Read the records below and copy each line that contains "eredeti".

__Listing__:
********
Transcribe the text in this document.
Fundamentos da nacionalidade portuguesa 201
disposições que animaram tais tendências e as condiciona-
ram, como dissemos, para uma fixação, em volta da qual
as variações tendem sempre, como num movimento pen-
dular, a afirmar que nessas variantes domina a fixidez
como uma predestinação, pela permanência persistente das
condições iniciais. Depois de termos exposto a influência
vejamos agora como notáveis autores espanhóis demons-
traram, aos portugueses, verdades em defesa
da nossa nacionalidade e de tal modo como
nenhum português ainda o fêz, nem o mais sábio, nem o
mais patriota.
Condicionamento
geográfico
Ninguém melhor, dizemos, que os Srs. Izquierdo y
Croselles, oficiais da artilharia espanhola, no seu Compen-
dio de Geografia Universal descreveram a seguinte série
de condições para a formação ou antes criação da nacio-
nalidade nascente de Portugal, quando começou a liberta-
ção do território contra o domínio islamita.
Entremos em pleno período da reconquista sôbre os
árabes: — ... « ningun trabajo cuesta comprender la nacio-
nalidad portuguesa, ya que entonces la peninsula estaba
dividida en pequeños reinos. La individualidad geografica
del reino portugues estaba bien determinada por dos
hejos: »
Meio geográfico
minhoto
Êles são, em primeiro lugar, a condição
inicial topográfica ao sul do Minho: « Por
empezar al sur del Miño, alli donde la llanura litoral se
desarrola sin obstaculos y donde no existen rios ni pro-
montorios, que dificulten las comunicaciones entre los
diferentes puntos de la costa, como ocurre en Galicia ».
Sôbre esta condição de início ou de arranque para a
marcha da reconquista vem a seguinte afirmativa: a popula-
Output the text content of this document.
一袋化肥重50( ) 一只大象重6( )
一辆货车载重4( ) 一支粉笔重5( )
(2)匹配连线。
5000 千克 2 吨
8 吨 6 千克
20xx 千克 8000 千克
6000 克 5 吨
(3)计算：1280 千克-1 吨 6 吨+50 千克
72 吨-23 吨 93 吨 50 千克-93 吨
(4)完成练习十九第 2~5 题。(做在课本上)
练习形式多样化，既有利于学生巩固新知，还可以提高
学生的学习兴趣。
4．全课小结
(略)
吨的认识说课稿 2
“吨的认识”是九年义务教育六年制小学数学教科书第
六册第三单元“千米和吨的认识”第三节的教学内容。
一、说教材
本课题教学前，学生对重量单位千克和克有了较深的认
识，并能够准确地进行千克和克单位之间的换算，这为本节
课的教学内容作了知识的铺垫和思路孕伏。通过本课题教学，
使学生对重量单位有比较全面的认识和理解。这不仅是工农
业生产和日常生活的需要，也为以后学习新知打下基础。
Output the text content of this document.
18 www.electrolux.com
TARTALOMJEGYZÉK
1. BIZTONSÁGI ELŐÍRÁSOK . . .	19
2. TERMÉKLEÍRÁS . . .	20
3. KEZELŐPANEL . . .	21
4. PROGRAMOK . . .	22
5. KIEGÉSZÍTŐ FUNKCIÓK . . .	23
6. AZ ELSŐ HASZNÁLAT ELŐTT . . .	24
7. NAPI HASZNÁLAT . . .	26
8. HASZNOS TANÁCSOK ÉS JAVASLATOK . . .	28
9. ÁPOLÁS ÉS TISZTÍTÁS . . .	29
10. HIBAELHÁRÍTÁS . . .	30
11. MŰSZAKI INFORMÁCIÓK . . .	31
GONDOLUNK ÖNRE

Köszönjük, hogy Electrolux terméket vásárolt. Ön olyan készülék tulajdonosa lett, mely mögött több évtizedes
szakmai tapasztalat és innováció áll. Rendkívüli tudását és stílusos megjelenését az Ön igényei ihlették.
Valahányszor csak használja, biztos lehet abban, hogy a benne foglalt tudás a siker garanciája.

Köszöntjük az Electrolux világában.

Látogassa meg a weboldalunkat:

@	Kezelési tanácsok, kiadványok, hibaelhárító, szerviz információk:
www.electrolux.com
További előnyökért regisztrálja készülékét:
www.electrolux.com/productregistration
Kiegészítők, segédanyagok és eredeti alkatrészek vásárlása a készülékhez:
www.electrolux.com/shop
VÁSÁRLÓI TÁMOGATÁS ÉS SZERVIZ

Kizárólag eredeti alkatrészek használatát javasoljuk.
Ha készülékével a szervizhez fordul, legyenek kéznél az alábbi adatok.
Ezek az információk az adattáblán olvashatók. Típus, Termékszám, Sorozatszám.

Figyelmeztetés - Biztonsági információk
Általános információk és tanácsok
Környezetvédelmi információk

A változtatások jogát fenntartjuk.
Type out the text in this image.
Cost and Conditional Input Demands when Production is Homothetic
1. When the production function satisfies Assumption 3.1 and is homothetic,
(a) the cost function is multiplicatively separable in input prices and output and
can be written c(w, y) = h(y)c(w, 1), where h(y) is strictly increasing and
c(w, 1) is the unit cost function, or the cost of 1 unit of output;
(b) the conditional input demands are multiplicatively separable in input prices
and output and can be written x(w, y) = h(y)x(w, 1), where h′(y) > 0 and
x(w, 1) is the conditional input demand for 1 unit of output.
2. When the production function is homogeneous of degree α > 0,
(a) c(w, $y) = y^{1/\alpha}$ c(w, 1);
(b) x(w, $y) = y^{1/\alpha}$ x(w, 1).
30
********
__Response to the task__:
Kiegészítők, segédanyagok és eredeti alkatrészek vásárlása a készülékhez:
Kizárólag eredeti alkatrészek használatát javasoljuk.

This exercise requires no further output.